-- BEGIN --
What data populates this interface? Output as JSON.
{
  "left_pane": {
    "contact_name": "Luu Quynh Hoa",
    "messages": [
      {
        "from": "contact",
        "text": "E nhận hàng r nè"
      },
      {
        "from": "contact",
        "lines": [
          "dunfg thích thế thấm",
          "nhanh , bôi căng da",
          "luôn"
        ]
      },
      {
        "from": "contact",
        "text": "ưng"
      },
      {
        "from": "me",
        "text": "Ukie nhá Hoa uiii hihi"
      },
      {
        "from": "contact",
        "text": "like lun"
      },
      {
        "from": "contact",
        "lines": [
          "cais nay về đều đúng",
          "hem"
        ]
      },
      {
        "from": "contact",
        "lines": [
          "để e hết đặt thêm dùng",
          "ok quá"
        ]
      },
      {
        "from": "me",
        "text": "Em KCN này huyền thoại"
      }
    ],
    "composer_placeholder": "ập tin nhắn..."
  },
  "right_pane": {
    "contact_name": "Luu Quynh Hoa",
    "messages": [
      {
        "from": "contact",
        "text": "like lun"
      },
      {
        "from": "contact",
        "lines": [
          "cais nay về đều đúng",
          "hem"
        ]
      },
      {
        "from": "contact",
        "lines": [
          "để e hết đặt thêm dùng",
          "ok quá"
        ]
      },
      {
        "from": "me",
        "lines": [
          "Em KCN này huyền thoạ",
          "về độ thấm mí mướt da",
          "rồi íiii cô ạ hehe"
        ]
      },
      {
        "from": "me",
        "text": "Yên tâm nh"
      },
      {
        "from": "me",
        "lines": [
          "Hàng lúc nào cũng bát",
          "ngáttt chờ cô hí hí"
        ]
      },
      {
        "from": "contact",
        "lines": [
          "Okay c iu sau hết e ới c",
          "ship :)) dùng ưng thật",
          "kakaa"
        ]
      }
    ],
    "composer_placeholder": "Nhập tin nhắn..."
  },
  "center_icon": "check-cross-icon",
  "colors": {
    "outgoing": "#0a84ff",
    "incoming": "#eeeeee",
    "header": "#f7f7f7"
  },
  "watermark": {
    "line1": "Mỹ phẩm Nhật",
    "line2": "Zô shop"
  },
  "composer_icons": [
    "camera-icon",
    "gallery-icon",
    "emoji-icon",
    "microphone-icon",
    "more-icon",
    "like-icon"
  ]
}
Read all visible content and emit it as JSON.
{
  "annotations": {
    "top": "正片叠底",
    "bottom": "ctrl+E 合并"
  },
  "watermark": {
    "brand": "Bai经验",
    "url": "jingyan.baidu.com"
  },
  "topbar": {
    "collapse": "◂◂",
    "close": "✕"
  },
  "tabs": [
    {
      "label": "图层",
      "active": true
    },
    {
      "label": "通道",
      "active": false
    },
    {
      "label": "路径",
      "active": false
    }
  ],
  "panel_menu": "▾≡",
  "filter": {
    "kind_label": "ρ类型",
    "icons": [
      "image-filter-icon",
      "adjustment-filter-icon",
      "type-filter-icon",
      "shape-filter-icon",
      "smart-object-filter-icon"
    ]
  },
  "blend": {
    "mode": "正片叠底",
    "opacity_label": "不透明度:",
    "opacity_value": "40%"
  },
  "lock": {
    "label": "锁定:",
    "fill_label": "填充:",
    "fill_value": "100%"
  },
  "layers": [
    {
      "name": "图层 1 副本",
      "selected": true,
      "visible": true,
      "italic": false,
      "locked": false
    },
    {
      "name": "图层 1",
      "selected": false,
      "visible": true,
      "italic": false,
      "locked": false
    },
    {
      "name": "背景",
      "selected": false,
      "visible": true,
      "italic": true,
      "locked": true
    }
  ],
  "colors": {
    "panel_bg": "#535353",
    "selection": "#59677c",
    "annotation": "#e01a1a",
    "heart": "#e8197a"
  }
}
-- END --
— WHAT THE EXERCISE ASKS —
Give the lines from the one containing "Read all visible content and emit it as JSON." through the end of the entries again, exactly as written and with no other lines.

— TASK RESPONSE —
Read all visible content and emit it as JSON.
{
  "annotations": {
    "top": "正片叠底",
    "bottom": "ctrl+E 合并"
  },
  "watermark": {
    "brand": "Bai经验",
    "url": "jingyan.baidu.com"
  },
  "topbar": {
    "collapse": "◂◂",
    "close": "✕"
  },
  "tabs": [
    {
      "label": "图层",
      "active": true
    },
    {
      "label": "通道",
      "active": false
    },
    {
      "label": "路径",
      "active": false
    }
  ],
  "panel_menu": "▾≡",
  "filter": {
    "kind_label": "ρ类型",
    "icons": [
      "image-filter-icon",
      "adjustment-filter-icon",
      "type-filter-icon",
      "shape-filter-icon",
      "smart-object-filter-icon"
    ]
  },
  "blend": {
    "mode": "正片叠底",
    "opacity_label": "不透明度:",
    "opacity_value": "40%"
  },
  "lock": {
    "label": "锁定:",
    "fill_label": "填充:",
    "fill_value": "100%"
  },
  "layers": [
    {
      "name": "图层 1 副本",
      "selected": true,
      "visible": true,
      "italic": false,
      "locked": false
    },
    {
      "name": "图层 1",
      "selected": false,
      "visible": true,
      "italic": false,
      "locked": false
    },
    {
      "name": "背景",
      "selected": false,
      "visible": true,
      "italic": true,
      "locked": true
    }
  ],
  "colors": {
    "panel_bg": "#535353",
    "selection": "#59677c",
    "annotation": "#e01a1a",
    "heart": "#e8197a"
  }
}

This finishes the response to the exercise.